COMPITO
Ricopia senza modifiche le righe delle voci qui sotto, da quella che contiene "402 1474 413</box>" a quella che contiene "panel-resize-handle[interactable] <box>1535 419", estremi inclusi.

ESTRATTI DELLE VOCI
= = = = =

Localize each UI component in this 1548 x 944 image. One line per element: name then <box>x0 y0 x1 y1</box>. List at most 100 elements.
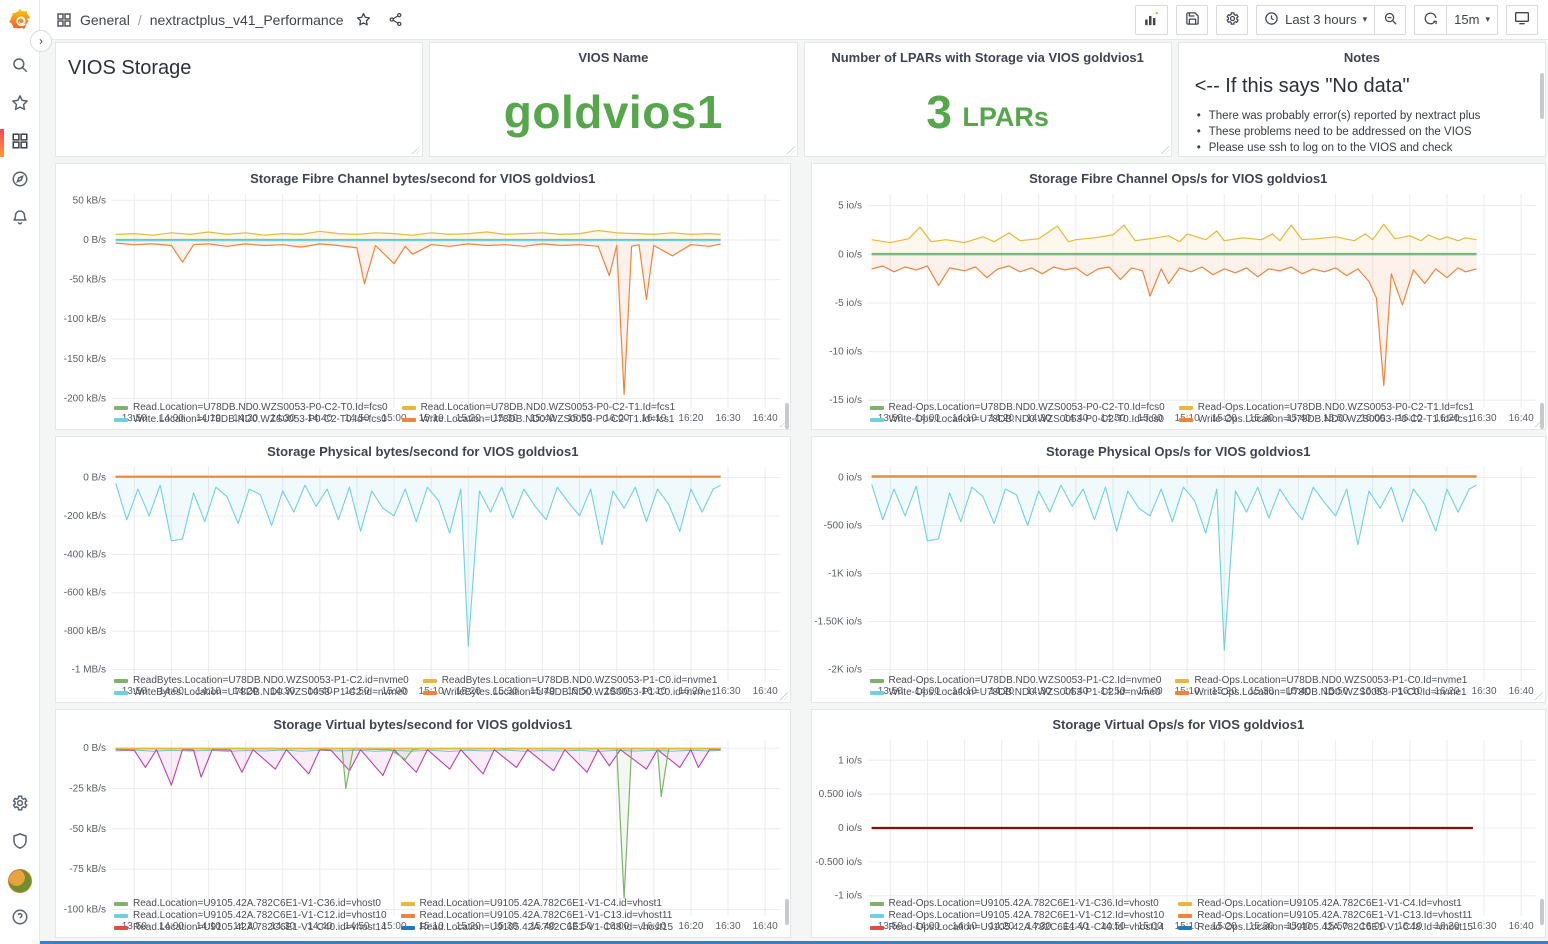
legend-item[interactable]: Read-Ops.Location=U78DB.ND0.WZS0053-P0-C… <box>1178 402 1474 413</box>
panel-resize-handle[interactable] <box>779 419 788 427</box>
panel-resize-handle[interactable] <box>1535 419 1543 427</box>
legend-item[interactable]: ReadBytes.Location=U78DB.ND0.WZS0053-P1-… <box>114 675 409 686</box>
panel-resize-handle[interactable] <box>779 692 788 700</box>
sidebar-expand-button[interactable]: › <box>30 30 52 52</box>
panel-resize-handle[interactable] <box>1535 692 1543 700</box>
legend-series-label: Read-Ops.Location=U9105.42A.782C6E1-V1-C… <box>1197 922 1473 933</box>
compass-icon <box>11 170 29 193</box>
breadcrumb-dashboard[interactable]: nextractplus_v41_Performance <box>149 11 344 28</box>
legend-scrollbar[interactable] <box>784 403 789 429</box>
svg-text:-0.500 io/s: -0.500 io/s <box>815 857 862 868</box>
sidebar-item-alerting[interactable] <box>0 200 40 238</box>
legend-item[interactable]: Write-Ops.Location=U78DB.ND0.WZS0053-P0-… <box>869 414 1165 425</box>
svg-text:16:20: 16:20 <box>678 686 703 697</box>
sidebar-item-profile[interactable] <box>0 862 40 900</box>
legend-item[interactable]: Read.Location=U9105.42A.782C6E1-V1-C40.i… <box>114 922 387 933</box>
panel-resize-handle[interactable] <box>412 146 421 154</box>
kiosk-mode-button[interactable] <box>1506 4 1538 35</box>
legend-series-marker <box>114 925 128 930</box>
legend-item[interactable]: WriteBytes.Location=U78DB.ND0.WZS0053-P1… <box>114 687 409 698</box>
legend-item[interactable]: Read-Ops.Location=U9105.42A.782C6E1-V1-C… <box>1178 910 1473 921</box>
panel-title[interactable]: Notes <box>1343 49 1380 65</box>
chevron-down-icon: ▾ <box>1362 14 1368 24</box>
panel-resize-handle[interactable] <box>786 146 795 154</box>
legend-series-marker <box>1178 405 1193 410</box>
refresh-button[interactable] <box>1414 4 1447 35</box>
sidebar-item-dashboards[interactable] <box>0 124 40 162</box>
legend-item[interactable]: Read-Ops.Location=U9105.42A.782C6E1-V1-C… <box>869 898 1165 909</box>
panel-title[interactable]: Storage Virtual bytes/second for VIOS go… <box>273 716 573 732</box>
chart-plot-area[interactable]: 13:50 14:00 14:10 14:20 14:30 14:40 14:50 15:00… <box>56 461 790 697</box>
svg-text:-50 kB/s: -50 kB/s <box>69 275 106 286</box>
sidebar-item-configuration[interactable] <box>0 786 40 824</box>
legend-item[interactable]: Read-Ops.Location=U9105.42A.782C6E1-V1-C… <box>869 910 1165 921</box>
legend-item[interactable]: Read-Ops.Location=U9105.42A.782C6E1-V1-C… <box>1178 898 1473 909</box>
sidebar-item-explore[interactable] <box>0 162 40 200</box>
sidebar-item-help[interactable] <box>0 900 40 938</box>
legend-item[interactable]: Read.Location=U9105.42A.782C6E1-V1-C36.i… <box>114 898 387 909</box>
legend-series-marker <box>114 913 128 918</box>
bottom-scrollbar[interactable] <box>40 941 1548 944</box>
svg-text:-5 io/s: -5 io/s <box>834 298 861 309</box>
chart-plot-area[interactable]: 13:50 14:00 14:10 14:20 14:30 14:40 14:50 15:00… <box>812 734 1546 932</box>
svg-text:-600 kB/s: -600 kB/s <box>64 588 106 599</box>
panel-title[interactable]: Storage Fibre Channel Ops/s for VIOS gol… <box>1029 170 1328 186</box>
share-icon[interactable] <box>383 8 407 32</box>
legend-item[interactable]: Read.Location=U9105.42A.782C6E1-V1-C12.i… <box>114 910 387 921</box>
save-dashboard-button[interactable] <box>1176 4 1209 35</box>
sidebar-item-search[interactable] <box>0 48 40 86</box>
chart-plot-area[interactable]: 13:50 14:00 14:10 14:20 14:30 14:40 14:50 15:00… <box>56 188 790 424</box>
notes-scrollbar[interactable] <box>1540 73 1544 119</box>
legend-item[interactable]: Read-Ops.Location=U9105.42A.782C6E1-V1-C… <box>1178 922 1473 933</box>
legend-item[interactable]: Write-Ops.Location=U78DB.ND0.WZS0053-P1-… <box>1175 687 1467 698</box>
notes-bullet: There was probably error(s) reported by … <box>1195 108 1539 124</box>
legend-item[interactable]: Read-Ops.Location=U78DB.ND0.WZS0053-P1-C… <box>869 675 1161 686</box>
svg-text:0 B/s: 0 B/s <box>83 235 106 246</box>
legend-item[interactable]: Write-Ops.Location=U78DB.ND0.WZS0053-P0-… <box>1178 414 1474 425</box>
refresh-interval-picker[interactable]: 15m ▾ <box>1446 4 1498 35</box>
zoom-out-time-button[interactable] <box>1374 4 1407 35</box>
chart-plot-area[interactable]: 13:50 14:00 14:10 14:20 14:30 14:40 14:50 15:00… <box>812 461 1546 697</box>
legend-series-label: Read-Ops.Location=U78DB.ND0.WZS0053-P0-C… <box>888 402 1165 413</box>
dashboard-settings-button[interactable] <box>1216 4 1249 35</box>
legend-item[interactable]: Read.Location=U9105.42A.782C6E1-V1-C13.i… <box>400 910 674 921</box>
panel-chart-virtual-ops: Storage Virtual Ops/s for VIOS goldvios1… <box>810 709 1546 938</box>
panel-title[interactable]: VIOS Name <box>578 49 649 65</box>
legend-item[interactable]: Read-Ops.Location=U9105.42A.782C6E1-V1-C… <box>869 922 1164 933</box>
legend-item[interactable]: Read-Ops.Location=U78DB.ND0.WZS0053-P1-C… <box>1175 675 1467 686</box>
sidebar-item-starred[interactable] <box>0 86 40 124</box>
legend-scrollbar[interactable] <box>1540 899 1544 925</box>
svg-text:14:40: 14:40 <box>1063 413 1088 424</box>
legend-item[interactable]: Write.Location=U78DB.ND0.WZS0053-P0-C2-T… <box>114 414 388 425</box>
breadcrumb-section[interactable]: General <box>80 11 130 28</box>
panel-title[interactable]: Storage Virtual Ops/s for VIOS goldvios1 <box>1052 716 1305 732</box>
panel-title[interactable]: Storage Fibre Channel bytes/second for V… <box>250 170 596 186</box>
legend-item[interactable]: Read-Ops.Location=U78DB.ND0.WZS0053-P0-C… <box>869 402 1165 413</box>
grafana-logo[interactable] <box>0 0 40 40</box>
legend-item[interactable]: Read.Location=U9105.42A.782C6E1-V1-C48.i… <box>400 922 673 933</box>
panel-resize-handle[interactable] <box>1160 146 1169 154</box>
legend-scrollbar[interactable] <box>1540 403 1544 429</box>
star-dashboard-button[interactable] <box>351 8 375 32</box>
panel-chart-physical-bytes: Storage Physical bytes/second for VIOS g… <box>55 436 791 703</box>
legend-item[interactable]: ReadBytes.Location=U78DB.ND0.WZS0053-P1-… <box>422 675 717 686</box>
panel-title[interactable]: Number of LPARs with Storage via VIOS go… <box>831 49 1144 65</box>
sidebar-item-server-admin[interactable] <box>0 824 40 862</box>
legend-item[interactable]: Read.Location=U78DB.ND0.WZS0053-P0-C2-T0… <box>114 402 388 413</box>
chart-plot-area[interactable]: 13:50 14:00 14:10 14:20 14:30 14:40 14:50 15:00… <box>812 188 1546 424</box>
legend-scrollbar[interactable] <box>784 899 789 925</box>
legend-item[interactable]: Write-Ops.Location=U78DB.ND0.WZS0053-P1-… <box>869 687 1162 698</box>
legend-series-label: Read-Ops.Location=U9105.42A.782C6E1-V1-C… <box>888 910 1165 921</box>
legend-item[interactable]: Write.Location=U78DB.ND0.WZS0053-P0-C2-T… <box>401 414 676 425</box>
panel-title[interactable]: Storage Physical Ops/s for VIOS goldvios… <box>1046 443 1311 459</box>
panel-chart-physical-ops: Storage Physical Ops/s for VIOS goldvios… <box>810 436 1546 703</box>
chart-plot-area[interactable]: 13:50 14:00 14:10 14:20 14:30 14:40 14:50 15:00… <box>56 734 790 932</box>
time-range-picker[interactable]: Last 3 hours ▾ <box>1256 4 1375 35</box>
legend-item[interactable]: Read.Location=U9105.42A.782C6E1-V1-C4.id… <box>400 898 674 909</box>
legend-item[interactable]: WriteBytes.Location=U78DB.ND0.WZS0053-P1… <box>422 687 718 698</box>
add-panel-button[interactable] <box>1135 4 1169 35</box>
legend-series-label: Read.Location=U9105.42A.782C6E1-V1-C4.id… <box>419 898 662 909</box>
svg-text:16:10: 16:10 <box>641 413 666 424</box>
legend-item[interactable]: Read.Location=U78DB.ND0.WZS0053-P0-C2-T1… <box>401 402 675 413</box>
panel-title[interactable]: Storage Physical bytes/second for VIOS g… <box>267 443 579 459</box>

= = = = =

RISPOSTA
legend-item[interactable]: Read-Ops.Location=U78DB.ND0.WZS0053-P0-C… <box>1178 402 1474 413</box>
panel-resize-handle[interactable] <box>779 419 788 427</box>
panel-resize-handle[interactable] <box>1535 419 1543 427</box>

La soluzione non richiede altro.